● **WHAT YOU HAVE TO DO**
Word for word, repeat the entries, minus the pictures.

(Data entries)
:::::

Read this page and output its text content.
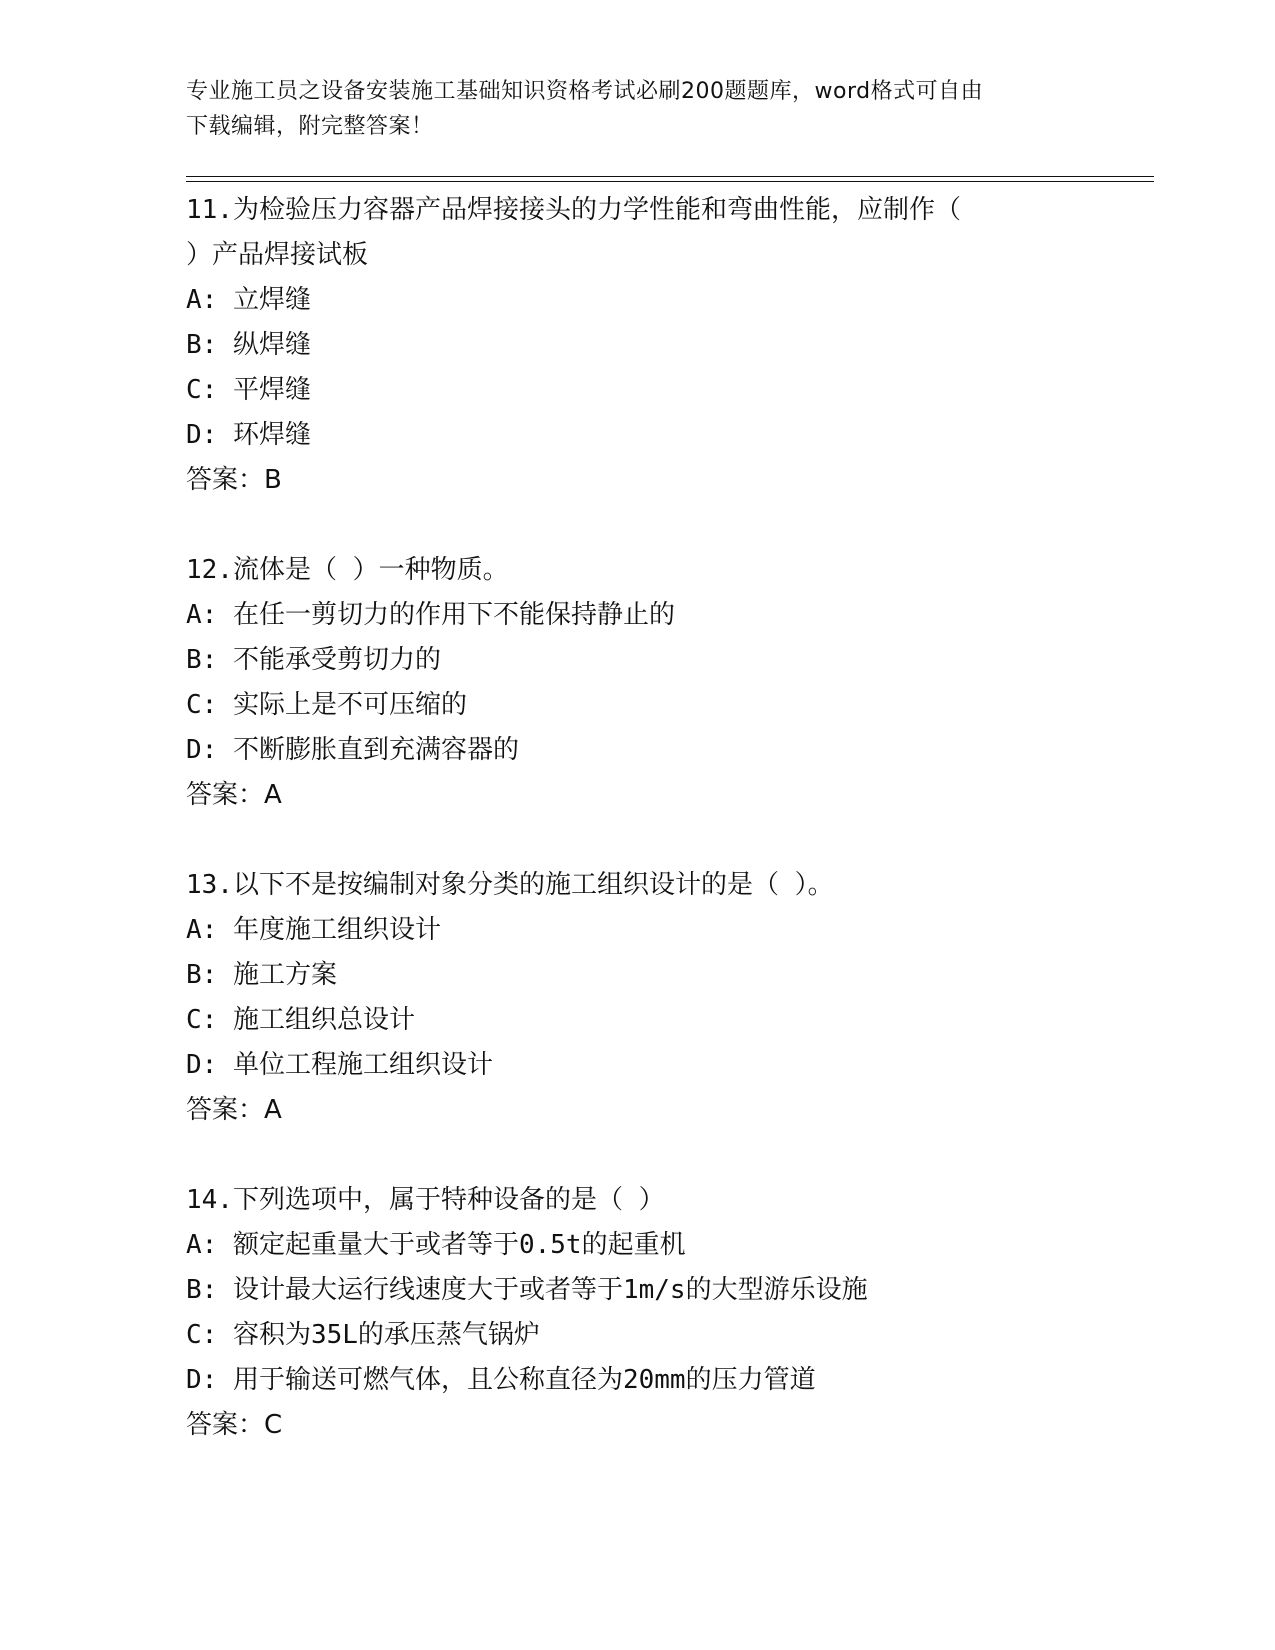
专业施工员之设备安装施工基础知识资格考试必刷200题题库，word格式可自由
下载编辑，附完整答案！
11.为检验压力容器产品焊接接头的力学性能和弯曲性能，应制作（
）产品焊接试板
A: 立焊缝
B: 纵焊缝
C: 平焊缝
D: 环焊缝
答案：B
12.流体是（ ）一种物质。
A: 在任一剪切力的作用下不能保持静止的
B: 不能承受剪切力的
C: 实际上是不可压缩的
D: 不断膨胀直到充满容器的
答案：A
13.以下不是按编制对象分类的施工组织设计的是（ ）。
A: 年度施工组织设计
B: 施工方案
C: 施工组织总设计
D: 单位工程施工组织设计
答案：A
14.下列选项中，属于特种设备的是（ ）
A: 额定起重量大于或者等于0.5t的起重机
B: 设计最大运行线速度大于或者等于1m/s的大型游乐设施
C: 容积为35L的承压蒸气锅炉
D: 用于输送可燃气体，且公称直径为20mm的压力管道
答案：C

:::::

● **CORRECT OUTPUT**
Read this page and output its text content.
专业施工员之设备安装施工基础知识资格考试必刷200题题库，word格式可自由
下载编辑，附完整答案！
11.为检验压力容器产品焊接接头的力学性能和弯曲性能，应制作（
）产品焊接试板
A: 立焊缝
B: 纵焊缝
C: 平焊缝
D: 环焊缝
答案：B
12.流体是（ ）一种物质。
A: 在任一剪切力的作用下不能保持静止的
B: 不能承受剪切力的
C: 实际上是不可压缩的
D: 不断膨胀直到充满容器的
答案：A
13.以下不是按编制对象分类的施工组织设计的是（ ）。
A: 年度施工组织设计
B: 施工方案
C: 施工组织总设计
D: 单位工程施工组织设计
答案：A
14.下列选项中，属于特种设备的是（ ）
A: 额定起重量大于或者等于0.5t的起重机
B: 设计最大运行线速度大于或者等于1m/s的大型游乐设施
C: 容积为35L的承压蒸气锅炉
D: 用于输送可燃气体，且公称直径为20mm的压力管道
答案：C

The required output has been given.